* Required work *
Repeat the listing in full, preserving every character.

Begin Data lines

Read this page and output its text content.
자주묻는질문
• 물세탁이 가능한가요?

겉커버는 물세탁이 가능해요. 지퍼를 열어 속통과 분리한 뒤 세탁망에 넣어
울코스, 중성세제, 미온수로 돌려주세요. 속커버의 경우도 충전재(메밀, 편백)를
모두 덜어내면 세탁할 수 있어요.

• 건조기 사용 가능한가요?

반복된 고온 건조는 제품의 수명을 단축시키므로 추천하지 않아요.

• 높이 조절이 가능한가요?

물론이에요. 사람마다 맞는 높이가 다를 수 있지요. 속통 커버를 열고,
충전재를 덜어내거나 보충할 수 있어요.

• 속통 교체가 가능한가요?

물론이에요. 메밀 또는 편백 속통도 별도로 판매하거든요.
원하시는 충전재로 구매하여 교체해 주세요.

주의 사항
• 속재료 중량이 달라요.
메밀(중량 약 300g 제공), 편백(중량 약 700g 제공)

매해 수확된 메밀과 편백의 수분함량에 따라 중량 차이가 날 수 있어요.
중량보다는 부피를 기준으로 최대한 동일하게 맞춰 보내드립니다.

End Data lines

* Answer *
Read this page and output its text content.
자주묻는질문
• 물세탁이 가능한가요?

겉커버는 물세탁이 가능해요. 지퍼를 열어 속통과 분리한 뒤 세탁망에 넣어
울코스, 중성세제, 미온수로 돌려주세요. 속커버의 경우도 충전재(메밀, 편백)를
모두 덜어내면 세탁할 수 있어요.

• 건조기 사용 가능한가요?

반복된 고온 건조는 제품의 수명을 단축시키므로 추천하지 않아요.

• 높이 조절이 가능한가요?

물론이에요. 사람마다 맞는 높이가 다를 수 있지요. 속통 커버를 열고,
충전재를 덜어내거나 보충할 수 있어요.

• 속통 교체가 가능한가요?

물론이에요. 메밀 또는 편백 속통도 별도로 판매하거든요.
원하시는 충전재로 구매하여 교체해 주세요.

주의 사항
• 속재료 중량이 달라요.
메밀(중량 약 300g 제공), 편백(중량 약 700g 제공)

매해 수확된 메밀과 편백의 수분함량에 따라 중량 차이가 날 수 있어요.
중량보다는 부피를 기준으로 최대한 동일하게 맞춰 보내드립니다.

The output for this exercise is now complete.